Dataset listings of figures:
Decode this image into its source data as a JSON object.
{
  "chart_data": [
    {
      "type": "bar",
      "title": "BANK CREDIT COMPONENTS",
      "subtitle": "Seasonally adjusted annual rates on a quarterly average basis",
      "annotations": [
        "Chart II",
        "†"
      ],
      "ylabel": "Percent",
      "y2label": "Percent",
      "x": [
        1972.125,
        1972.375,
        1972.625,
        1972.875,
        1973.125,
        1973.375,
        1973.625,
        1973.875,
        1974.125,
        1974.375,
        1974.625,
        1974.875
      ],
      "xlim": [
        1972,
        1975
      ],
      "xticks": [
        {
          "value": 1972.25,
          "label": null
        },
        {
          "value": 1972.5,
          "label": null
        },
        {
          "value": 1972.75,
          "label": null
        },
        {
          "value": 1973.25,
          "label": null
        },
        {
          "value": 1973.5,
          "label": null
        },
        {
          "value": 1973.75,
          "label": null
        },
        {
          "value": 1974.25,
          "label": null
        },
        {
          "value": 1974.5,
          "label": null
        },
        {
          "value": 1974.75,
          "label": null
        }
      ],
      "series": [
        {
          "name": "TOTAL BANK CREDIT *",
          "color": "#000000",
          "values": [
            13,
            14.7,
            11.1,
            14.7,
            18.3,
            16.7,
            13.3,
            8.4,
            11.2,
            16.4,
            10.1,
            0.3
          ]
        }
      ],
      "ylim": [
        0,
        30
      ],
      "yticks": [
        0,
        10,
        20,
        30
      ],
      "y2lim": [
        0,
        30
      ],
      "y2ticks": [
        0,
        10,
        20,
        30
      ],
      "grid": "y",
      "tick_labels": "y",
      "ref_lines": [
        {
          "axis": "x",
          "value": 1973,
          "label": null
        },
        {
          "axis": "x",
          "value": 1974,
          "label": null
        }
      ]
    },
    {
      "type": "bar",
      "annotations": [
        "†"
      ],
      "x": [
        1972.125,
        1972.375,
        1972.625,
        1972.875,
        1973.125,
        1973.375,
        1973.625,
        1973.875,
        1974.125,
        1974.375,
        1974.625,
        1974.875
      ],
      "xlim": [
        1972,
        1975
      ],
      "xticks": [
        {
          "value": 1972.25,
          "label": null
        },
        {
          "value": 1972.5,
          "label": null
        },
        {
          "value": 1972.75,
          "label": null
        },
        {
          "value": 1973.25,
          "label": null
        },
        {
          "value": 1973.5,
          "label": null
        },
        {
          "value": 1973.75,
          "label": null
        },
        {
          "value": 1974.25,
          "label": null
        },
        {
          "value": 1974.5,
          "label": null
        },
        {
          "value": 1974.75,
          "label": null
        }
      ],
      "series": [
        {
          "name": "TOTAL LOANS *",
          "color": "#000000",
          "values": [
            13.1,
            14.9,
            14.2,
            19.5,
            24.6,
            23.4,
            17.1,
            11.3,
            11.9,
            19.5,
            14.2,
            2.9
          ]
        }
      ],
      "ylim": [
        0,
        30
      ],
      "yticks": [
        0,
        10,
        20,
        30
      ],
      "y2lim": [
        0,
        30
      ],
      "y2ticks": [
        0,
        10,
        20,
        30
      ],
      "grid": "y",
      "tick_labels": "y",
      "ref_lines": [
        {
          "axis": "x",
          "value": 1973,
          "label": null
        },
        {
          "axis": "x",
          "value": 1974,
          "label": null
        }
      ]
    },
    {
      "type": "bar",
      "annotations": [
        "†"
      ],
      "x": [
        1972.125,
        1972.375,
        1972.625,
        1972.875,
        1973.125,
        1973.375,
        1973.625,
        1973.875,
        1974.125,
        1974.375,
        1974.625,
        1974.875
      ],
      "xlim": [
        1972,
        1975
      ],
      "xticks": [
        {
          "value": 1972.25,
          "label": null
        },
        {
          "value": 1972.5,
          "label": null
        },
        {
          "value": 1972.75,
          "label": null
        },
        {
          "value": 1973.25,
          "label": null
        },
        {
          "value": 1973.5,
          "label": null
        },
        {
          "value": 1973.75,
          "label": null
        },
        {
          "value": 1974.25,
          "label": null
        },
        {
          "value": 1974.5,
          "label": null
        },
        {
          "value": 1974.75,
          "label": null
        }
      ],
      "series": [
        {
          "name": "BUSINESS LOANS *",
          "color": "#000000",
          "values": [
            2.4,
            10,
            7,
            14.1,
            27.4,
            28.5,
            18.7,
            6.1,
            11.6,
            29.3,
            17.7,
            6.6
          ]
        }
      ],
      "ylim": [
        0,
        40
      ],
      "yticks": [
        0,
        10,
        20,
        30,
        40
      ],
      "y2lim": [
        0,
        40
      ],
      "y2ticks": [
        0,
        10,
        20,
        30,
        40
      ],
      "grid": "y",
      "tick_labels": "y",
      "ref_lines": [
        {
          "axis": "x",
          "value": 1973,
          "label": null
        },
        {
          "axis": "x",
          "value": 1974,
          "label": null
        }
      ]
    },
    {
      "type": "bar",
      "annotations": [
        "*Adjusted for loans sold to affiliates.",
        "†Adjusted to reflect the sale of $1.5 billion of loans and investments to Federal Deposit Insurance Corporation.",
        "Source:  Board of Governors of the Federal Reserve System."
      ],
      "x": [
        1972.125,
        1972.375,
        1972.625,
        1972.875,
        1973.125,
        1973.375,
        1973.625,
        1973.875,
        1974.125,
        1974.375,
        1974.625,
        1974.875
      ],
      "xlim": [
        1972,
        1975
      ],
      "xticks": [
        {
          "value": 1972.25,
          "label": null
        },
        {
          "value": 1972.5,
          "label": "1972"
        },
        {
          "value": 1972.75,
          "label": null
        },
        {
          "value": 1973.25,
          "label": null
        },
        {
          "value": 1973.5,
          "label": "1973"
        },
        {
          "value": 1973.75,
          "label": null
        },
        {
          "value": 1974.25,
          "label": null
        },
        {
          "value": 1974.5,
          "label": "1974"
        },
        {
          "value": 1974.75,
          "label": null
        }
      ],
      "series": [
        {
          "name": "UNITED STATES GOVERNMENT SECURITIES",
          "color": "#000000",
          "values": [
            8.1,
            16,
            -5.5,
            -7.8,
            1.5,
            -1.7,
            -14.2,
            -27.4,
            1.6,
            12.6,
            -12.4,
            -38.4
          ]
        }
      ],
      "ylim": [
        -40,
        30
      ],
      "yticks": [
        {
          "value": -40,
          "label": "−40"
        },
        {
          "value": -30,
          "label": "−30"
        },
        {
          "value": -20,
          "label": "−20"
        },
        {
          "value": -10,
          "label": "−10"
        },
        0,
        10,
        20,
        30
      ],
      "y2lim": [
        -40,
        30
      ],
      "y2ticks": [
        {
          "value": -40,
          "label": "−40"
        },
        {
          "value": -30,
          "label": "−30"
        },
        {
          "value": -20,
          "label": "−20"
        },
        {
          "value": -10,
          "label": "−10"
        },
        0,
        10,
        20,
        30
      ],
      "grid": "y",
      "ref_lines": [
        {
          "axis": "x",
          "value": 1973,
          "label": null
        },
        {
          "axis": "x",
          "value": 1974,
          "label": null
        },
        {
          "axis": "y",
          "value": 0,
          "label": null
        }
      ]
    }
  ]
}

==

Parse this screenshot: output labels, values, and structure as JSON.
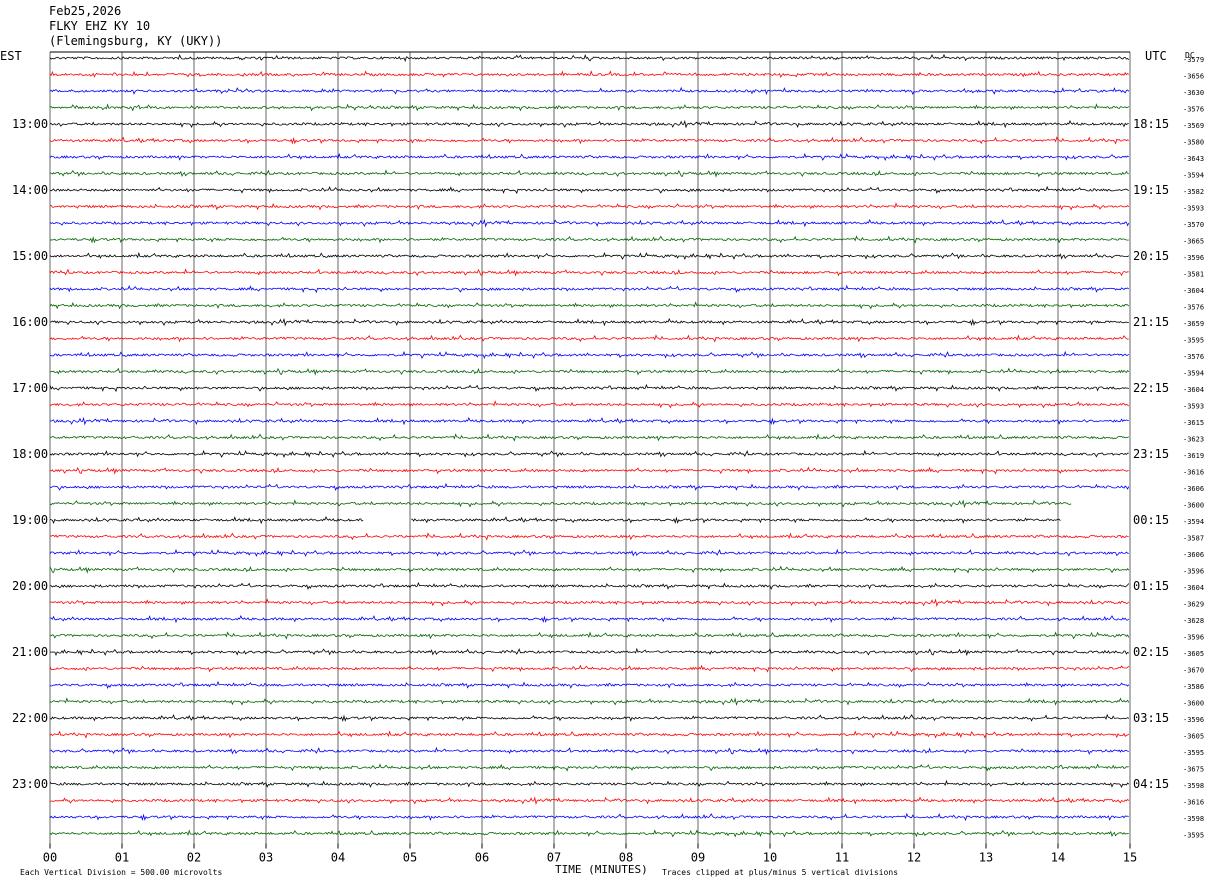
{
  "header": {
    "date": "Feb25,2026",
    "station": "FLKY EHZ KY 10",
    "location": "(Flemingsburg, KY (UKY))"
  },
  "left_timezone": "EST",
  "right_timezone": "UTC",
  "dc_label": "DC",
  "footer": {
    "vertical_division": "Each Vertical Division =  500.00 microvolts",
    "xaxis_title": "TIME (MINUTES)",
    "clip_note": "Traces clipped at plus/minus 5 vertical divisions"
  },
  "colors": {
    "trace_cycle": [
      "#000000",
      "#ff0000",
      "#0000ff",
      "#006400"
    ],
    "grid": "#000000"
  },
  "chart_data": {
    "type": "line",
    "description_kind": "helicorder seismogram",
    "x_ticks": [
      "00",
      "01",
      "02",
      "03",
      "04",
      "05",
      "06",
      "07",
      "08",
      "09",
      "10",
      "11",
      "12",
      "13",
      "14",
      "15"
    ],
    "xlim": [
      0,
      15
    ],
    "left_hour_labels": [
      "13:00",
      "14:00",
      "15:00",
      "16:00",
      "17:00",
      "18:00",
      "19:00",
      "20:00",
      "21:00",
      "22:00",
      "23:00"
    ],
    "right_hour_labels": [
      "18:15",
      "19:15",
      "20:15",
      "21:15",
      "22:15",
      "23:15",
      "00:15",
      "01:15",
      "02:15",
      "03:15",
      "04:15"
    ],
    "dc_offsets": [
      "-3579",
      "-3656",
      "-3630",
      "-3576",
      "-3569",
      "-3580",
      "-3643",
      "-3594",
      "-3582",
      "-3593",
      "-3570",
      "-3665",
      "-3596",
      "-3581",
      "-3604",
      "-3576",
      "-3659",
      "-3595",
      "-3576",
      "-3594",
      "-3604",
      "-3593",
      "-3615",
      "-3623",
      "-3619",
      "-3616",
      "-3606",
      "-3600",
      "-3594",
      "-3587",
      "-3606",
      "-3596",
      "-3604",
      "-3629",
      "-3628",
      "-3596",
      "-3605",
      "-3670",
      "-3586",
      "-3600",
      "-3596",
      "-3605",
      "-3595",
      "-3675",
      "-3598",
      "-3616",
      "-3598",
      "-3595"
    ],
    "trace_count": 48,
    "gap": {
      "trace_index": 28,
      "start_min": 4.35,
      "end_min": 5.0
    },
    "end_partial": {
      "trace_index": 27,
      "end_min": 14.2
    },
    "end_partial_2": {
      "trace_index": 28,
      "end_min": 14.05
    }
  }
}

==

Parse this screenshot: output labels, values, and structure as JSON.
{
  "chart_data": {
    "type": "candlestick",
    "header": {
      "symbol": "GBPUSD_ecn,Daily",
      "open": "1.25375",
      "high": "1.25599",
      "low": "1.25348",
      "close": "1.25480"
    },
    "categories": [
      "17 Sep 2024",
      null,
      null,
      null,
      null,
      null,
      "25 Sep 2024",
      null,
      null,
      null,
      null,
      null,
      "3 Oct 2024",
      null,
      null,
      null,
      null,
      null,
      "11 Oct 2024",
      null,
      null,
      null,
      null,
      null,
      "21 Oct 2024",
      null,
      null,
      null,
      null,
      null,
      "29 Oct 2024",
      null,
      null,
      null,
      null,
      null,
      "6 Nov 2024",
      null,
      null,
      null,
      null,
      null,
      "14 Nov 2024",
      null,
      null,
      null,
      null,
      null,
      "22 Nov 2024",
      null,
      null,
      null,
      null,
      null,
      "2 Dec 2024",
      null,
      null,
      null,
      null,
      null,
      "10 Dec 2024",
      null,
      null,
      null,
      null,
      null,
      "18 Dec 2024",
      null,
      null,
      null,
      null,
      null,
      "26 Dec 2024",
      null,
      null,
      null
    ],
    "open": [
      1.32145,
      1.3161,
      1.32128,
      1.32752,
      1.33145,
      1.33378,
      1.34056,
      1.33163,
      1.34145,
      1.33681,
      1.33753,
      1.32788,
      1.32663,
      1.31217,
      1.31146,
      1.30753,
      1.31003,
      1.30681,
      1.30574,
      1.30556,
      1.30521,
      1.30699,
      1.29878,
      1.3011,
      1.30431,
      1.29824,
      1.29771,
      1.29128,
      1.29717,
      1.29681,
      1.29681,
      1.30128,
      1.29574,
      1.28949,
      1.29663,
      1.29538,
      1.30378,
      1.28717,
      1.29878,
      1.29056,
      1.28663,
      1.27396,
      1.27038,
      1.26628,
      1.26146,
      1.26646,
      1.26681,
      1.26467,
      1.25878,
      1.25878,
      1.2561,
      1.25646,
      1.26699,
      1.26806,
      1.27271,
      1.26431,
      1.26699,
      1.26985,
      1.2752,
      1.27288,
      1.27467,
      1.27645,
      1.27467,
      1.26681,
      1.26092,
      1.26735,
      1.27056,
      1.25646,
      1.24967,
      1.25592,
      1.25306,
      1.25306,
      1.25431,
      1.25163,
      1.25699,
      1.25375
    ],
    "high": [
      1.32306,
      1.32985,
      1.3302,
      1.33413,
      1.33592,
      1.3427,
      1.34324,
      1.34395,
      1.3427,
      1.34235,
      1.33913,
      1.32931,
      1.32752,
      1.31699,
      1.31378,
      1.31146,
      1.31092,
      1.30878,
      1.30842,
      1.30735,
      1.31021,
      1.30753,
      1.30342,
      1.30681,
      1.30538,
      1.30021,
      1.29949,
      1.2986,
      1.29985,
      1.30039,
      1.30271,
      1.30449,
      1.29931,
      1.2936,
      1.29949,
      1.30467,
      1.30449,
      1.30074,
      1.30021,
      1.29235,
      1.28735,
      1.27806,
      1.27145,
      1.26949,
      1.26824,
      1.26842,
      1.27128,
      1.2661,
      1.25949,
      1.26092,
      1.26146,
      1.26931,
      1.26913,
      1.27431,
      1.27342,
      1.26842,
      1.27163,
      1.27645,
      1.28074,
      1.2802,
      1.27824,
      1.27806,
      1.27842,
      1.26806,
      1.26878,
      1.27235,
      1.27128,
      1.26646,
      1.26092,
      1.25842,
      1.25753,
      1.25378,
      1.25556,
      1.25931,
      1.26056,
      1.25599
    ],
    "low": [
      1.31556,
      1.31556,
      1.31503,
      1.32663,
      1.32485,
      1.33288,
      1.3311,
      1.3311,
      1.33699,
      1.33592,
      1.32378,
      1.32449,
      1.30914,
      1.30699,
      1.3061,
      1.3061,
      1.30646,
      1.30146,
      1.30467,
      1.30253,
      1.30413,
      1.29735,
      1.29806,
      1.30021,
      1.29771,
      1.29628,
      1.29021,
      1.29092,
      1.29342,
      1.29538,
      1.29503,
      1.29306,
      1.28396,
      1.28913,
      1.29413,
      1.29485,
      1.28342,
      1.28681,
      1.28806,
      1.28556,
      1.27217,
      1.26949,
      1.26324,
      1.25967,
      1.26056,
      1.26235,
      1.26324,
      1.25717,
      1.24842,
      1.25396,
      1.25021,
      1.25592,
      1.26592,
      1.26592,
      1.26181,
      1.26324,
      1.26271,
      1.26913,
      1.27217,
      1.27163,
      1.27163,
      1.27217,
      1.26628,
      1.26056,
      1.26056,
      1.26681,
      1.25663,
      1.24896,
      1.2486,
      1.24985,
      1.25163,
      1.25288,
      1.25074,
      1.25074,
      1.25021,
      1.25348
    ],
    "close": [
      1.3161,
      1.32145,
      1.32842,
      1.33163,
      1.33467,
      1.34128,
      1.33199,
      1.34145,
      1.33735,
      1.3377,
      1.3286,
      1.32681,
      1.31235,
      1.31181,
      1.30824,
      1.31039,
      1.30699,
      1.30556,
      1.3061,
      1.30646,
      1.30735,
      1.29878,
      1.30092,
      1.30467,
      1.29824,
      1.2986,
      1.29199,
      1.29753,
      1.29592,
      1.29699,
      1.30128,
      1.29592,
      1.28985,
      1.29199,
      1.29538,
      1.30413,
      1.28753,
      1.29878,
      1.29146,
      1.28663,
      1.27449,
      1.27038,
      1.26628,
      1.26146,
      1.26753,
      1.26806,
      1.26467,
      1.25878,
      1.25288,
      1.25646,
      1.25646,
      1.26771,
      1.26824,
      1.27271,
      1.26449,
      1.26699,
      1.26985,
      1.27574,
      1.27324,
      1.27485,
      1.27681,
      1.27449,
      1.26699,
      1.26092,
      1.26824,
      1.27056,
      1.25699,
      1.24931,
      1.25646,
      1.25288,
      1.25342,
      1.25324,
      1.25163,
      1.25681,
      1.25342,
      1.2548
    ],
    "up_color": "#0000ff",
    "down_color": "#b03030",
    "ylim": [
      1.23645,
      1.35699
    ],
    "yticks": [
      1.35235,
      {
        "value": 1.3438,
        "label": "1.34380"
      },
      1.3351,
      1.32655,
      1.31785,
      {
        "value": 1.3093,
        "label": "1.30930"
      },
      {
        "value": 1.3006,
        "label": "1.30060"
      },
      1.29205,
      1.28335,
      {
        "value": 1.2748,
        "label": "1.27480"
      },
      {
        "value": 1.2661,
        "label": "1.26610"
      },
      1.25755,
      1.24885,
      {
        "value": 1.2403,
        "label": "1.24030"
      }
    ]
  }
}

Work to be completed:
Each line containing the word "BANK" counts once; say how many such lines there are, giving only the number.

Response to the task:
2